Records from a data source
━━━━━━━━━━━━━━━━━━━━━━━━━━━━━━
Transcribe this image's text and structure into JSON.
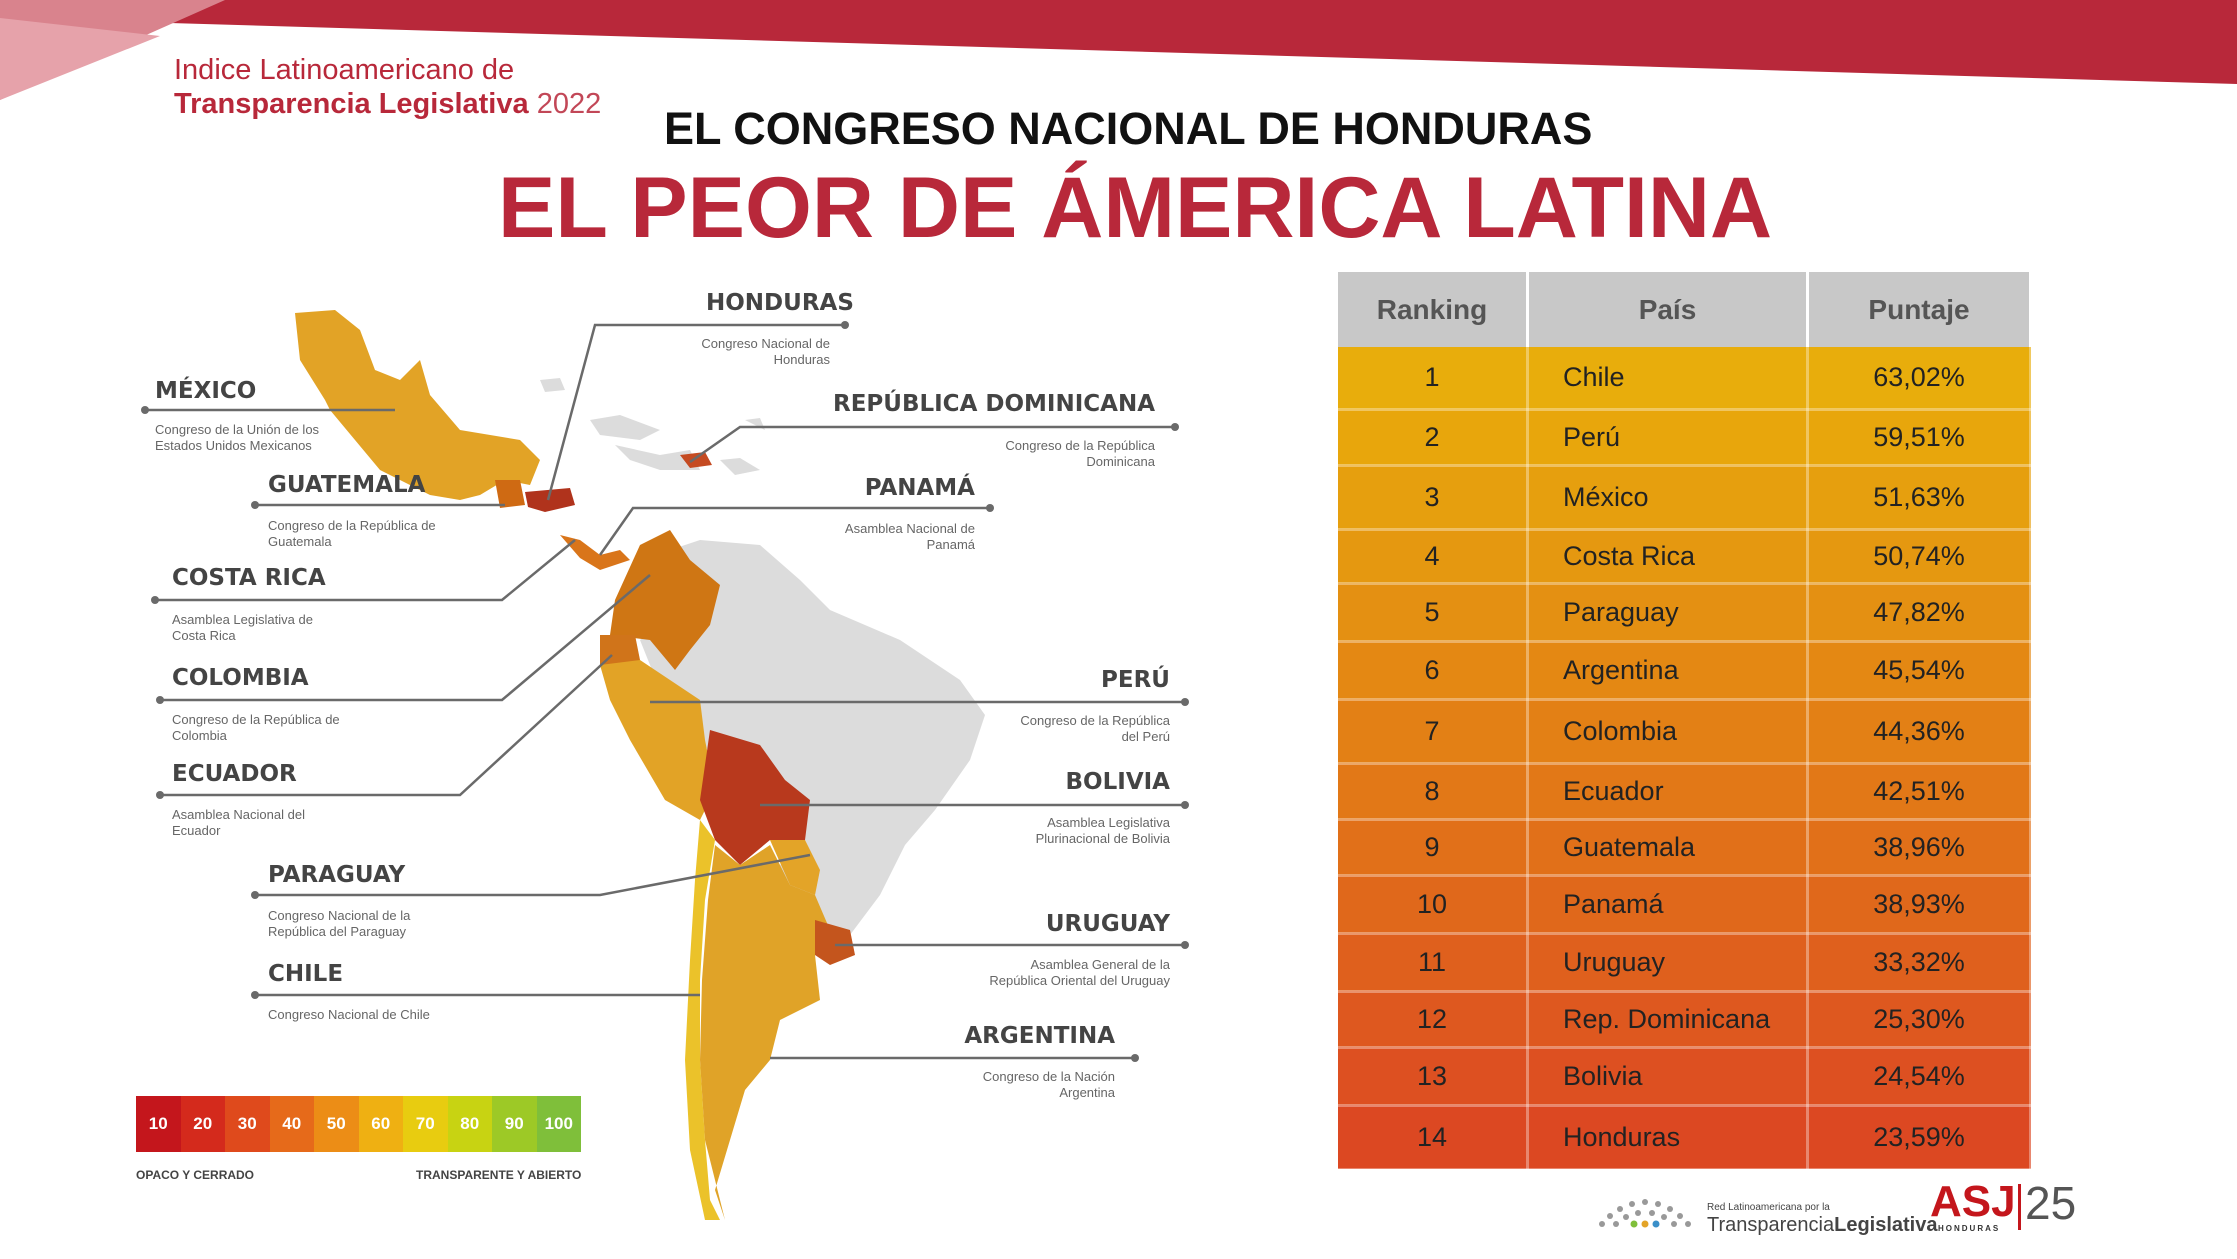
{
  "brand": {
    "line1": "Indice Latinoamericano de",
    "line2": "Transparencia Legislativa",
    "year": "2022"
  },
  "header": {
    "subtitle": "EL CONGRESO NACIONAL DE HONDURAS",
    "title": "EL PEOR DE ÁMERICA LATINA"
  },
  "table": {
    "headers": [
      "Ranking",
      "País",
      "Puntaje"
    ],
    "rows": [
      {
        "rank": "1",
        "country": "Chile",
        "score": "63,02%",
        "color": "#e8ad0c"
      },
      {
        "rank": "2",
        "country": "Perú",
        "score": "59,51%",
        "color": "#e8a60c"
      },
      {
        "rank": "3",
        "country": "México",
        "score": "51,63%",
        "color": "#e69f0e"
      },
      {
        "rank": "4",
        "country": "Costa Rica",
        "score": "50,74%",
        "color": "#e59810"
      },
      {
        "rank": "5",
        "country": "Paraguay",
        "score": "47,82%",
        "color": "#e49012"
      },
      {
        "rank": "6",
        "country": "Argentina",
        "score": "45,54%",
        "color": "#e48813"
      },
      {
        "rank": "7",
        "country": "Colombia",
        "score": "44,36%",
        "color": "#e38015"
      },
      {
        "rank": "8",
        "country": "Ecuador",
        "score": "42,51%",
        "color": "#e27817"
      },
      {
        "rank": "9",
        "country": "Guatemala",
        "score": "38,96%",
        "color": "#e17019"
      },
      {
        "rank": "10",
        "country": "Panamá",
        "score": "38,93%",
        "color": "#e0681b"
      },
      {
        "rank": "11",
        "country": "Uruguay",
        "score": "33,32%",
        "color": "#df601d"
      },
      {
        "rank": "12",
        "country": "Rep. Dominicana",
        "score": "25,30%",
        "color": "#de581f"
      },
      {
        "rank": "13",
        "country": "Bolivia",
        "score": "24,54%",
        "color": "#dd5021"
      },
      {
        "rank": "14",
        "country": "Honduras",
        "score": "23,59%",
        "color": "#dc4822"
      }
    ]
  },
  "map_labels": {
    "honduras": {
      "name": "HONDURAS",
      "inst": [
        "Congreso Nacional de",
        "Honduras"
      ]
    },
    "mexico": {
      "name": "MÉXICO",
      "inst": [
        "Congreso de la Unión de los",
        "Estados Unidos Mexicanos"
      ]
    },
    "rep_dom": {
      "name": "REPÚBLICA DOMINICANA",
      "inst": [
        "Congreso de la República",
        "Dominicana"
      ]
    },
    "guatemala": {
      "name": "GUATEMALA",
      "inst": [
        "Congreso de la República de",
        "Guatemala"
      ]
    },
    "panama": {
      "name": "PANAMÁ",
      "inst": [
        "Asamblea Nacional de",
        "Panamá"
      ]
    },
    "costa_rica": {
      "name": "COSTA RICA",
      "inst": [
        "Asamblea Legislativa de",
        "Costa Rica"
      ]
    },
    "colombia": {
      "name": "COLOMBIA",
      "inst": [
        "Congreso de la República de",
        "Colombia"
      ]
    },
    "peru": {
      "name": "PERÚ",
      "inst": [
        "Congreso de la República",
        "del Perú"
      ]
    },
    "ecuador": {
      "name": "ECUADOR",
      "inst": [
        "Asamblea Nacional del",
        "Ecuador"
      ]
    },
    "bolivia": {
      "name": "BOLIVIA",
      "inst": [
        "Asamblea Legislativa",
        "Plurinacional de Bolivia"
      ]
    },
    "paraguay": {
      "name": "PARAGUAY",
      "inst": [
        "Congreso Nacional de la",
        "República del Paraguay"
      ]
    },
    "uruguay": {
      "name": "URUGUAY",
      "inst": [
        "Asamblea General de la",
        "República Oriental del Uruguay"
      ]
    },
    "chile": {
      "name": "CHILE",
      "inst": [
        "Congreso Nacional de Chile"
      ]
    },
    "argentina": {
      "name": "ARGENTINA",
      "inst": [
        "Congreso de la Nación",
        "Argentina"
      ]
    }
  },
  "legend": {
    "values": [
      "10",
      "20",
      "30",
      "40",
      "50",
      "60",
      "70",
      "80",
      "90",
      "100"
    ],
    "colors": [
      "#c4161c",
      "#d42a1c",
      "#df4a1c",
      "#e66a1a",
      "#ec8d16",
      "#efb012",
      "#e8cc10",
      "#c8d312",
      "#9dc926",
      "#7fbf3a"
    ],
    "low": "OPACO Y CERRADO",
    "high": "TRANSPARENTE Y ABIERTO"
  },
  "footer": {
    "relat_small": "Red Latinoamericana por la",
    "relat_big": "Transparencia",
    "relat_bold": "Legislativa",
    "asj": "ASJ",
    "asj_sub": "HONDURAS",
    "asj_years": "25"
  }
}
━━━━━━━━━━━━━━━━━━━━━━━━━━━━━━
What to do:
Reproduce each entry precisely. Leave the pictures out.

Reply to the exercise:
Transcribe this image's text and structure into JSON.
{
  "brand": {
    "line1": "Indice Latinoamericano de",
    "line2": "Transparencia Legislativa",
    "year": "2022"
  },
  "header": {
    "subtitle": "EL CONGRESO NACIONAL DE HONDURAS",
    "title": "EL PEOR DE ÁMERICA LATINA"
  },
  "table": {
    "headers": [
      "Ranking",
      "País",
      "Puntaje"
    ],
    "rows": [
      {
        "rank": "1",
        "country": "Chile",
        "score": "63,02%",
        "color": "#e8ad0c"
      },
      {
        "rank": "2",
        "country": "Perú",
        "score": "59,51%",
        "color": "#e8a60c"
      },
      {
        "rank": "3",
        "country": "México",
        "score": "51,63%",
        "color": "#e69f0e"
      },
      {
        "rank": "4",
        "country": "Costa Rica",
        "score": "50,74%",
        "color": "#e59810"
      },
      {
        "rank": "5",
        "country": "Paraguay",
        "score": "47,82%",
        "color": "#e49012"
      },
      {
        "rank": "6",
        "country": "Argentina",
        "score": "45,54%",
        "color": "#e48813"
      },
      {
        "rank": "7",
        "country": "Colombia",
        "score": "44,36%",
        "color": "#e38015"
      },
      {
        "rank": "8",
        "country": "Ecuador",
        "score": "42,51%",
        "color": "#e27817"
      },
      {
        "rank": "9",
        "country": "Guatemala",
        "score": "38,96%",
        "color": "#e17019"
      },
      {
        "rank": "10",
        "country": "Panamá",
        "score": "38,93%",
        "color": "#e0681b"
      },
      {
        "rank": "11",
        "country": "Uruguay",
        "score": "33,32%",
        "color": "#df601d"
      },
      {
        "rank": "12",
        "country": "Rep. Dominicana",
        "score": "25,30%",
        "color": "#de581f"
      },
      {
        "rank": "13",
        "country": "Bolivia",
        "score": "24,54%",
        "color": "#dd5021"
      },
      {
        "rank": "14",
        "country": "Honduras",
        "score": "23,59%",
        "color": "#dc4822"
      }
    ]
  },
  "map_labels": {
    "honduras": {
      "name": "HONDURAS",
      "inst": [
        "Congreso Nacional de",
        "Honduras"
      ]
    },
    "mexico": {
      "name": "MÉXICO",
      "inst": [
        "Congreso de la Unión de los",
        "Estados Unidos Mexicanos"
      ]
    },
    "rep_dom": {
      "name": "REPÚBLICA DOMINICANA",
      "inst": [
        "Congreso de la República",
        "Dominicana"
      ]
    },
    "guatemala": {
      "name": "GUATEMALA",
      "inst": [
        "Congreso de la República de",
        "Guatemala"
      ]
    },
    "panama": {
      "name": "PANAMÁ",
      "inst": [
        "Asamblea Nacional de",
        "Panamá"
      ]
    },
    "costa_rica": {
      "name": "COSTA RICA",
      "inst": [
        "Asamblea Legislativa de",
        "Costa Rica"
      ]
    },
    "colombia": {
      "name": "COLOMBIA",
      "inst": [
        "Congreso de la República de",
        "Colombia"
      ]
    },
    "peru": {
      "name": "PERÚ",
      "inst": [
        "Congreso de la República",
        "del Perú"
      ]
    },
    "ecuador": {
      "name": "ECUADOR",
      "inst": [
        "Asamblea Nacional del",
        "Ecuador"
      ]
    },
    "bolivia": {
      "name": "BOLIVIA",
      "inst": [
        "Asamblea Legislativa",
        "Plurinacional de Bolivia"
      ]
    },
    "paraguay": {
      "name": "PARAGUAY",
      "inst": [
        "Congreso Nacional de la",
        "República del Paraguay"
      ]
    },
    "uruguay": {
      "name": "URUGUAY",
      "inst": [
        "Asamblea General de la",
        "República Oriental del Uruguay"
      ]
    },
    "chile": {
      "name": "CHILE",
      "inst": [
        "Congreso Nacional de Chile"
      ]
    },
    "argentina": {
      "name": "ARGENTINA",
      "inst": [
        "Congreso de la Nación",
        "Argentina"
      ]
    }
  },
  "legend": {
    "values": [
      "10",
      "20",
      "30",
      "40",
      "50",
      "60",
      "70",
      "80",
      "90",
      "100"
    ],
    "colors": [
      "#c4161c",
      "#d42a1c",
      "#df4a1c",
      "#e66a1a",
      "#ec8d16",
      "#efb012",
      "#e8cc10",
      "#c8d312",
      "#9dc926",
      "#7fbf3a"
    ],
    "low": "OPACO Y CERRADO",
    "high": "TRANSPARENTE Y ABIERTO"
  },
  "footer": {
    "relat_small": "Red Latinoamericana por la",
    "relat_big": "Transparencia",
    "relat_bold": "Legislativa",
    "asj": "ASJ",
    "asj_sub": "HONDURAS",
    "asj_years": "25"
  }
}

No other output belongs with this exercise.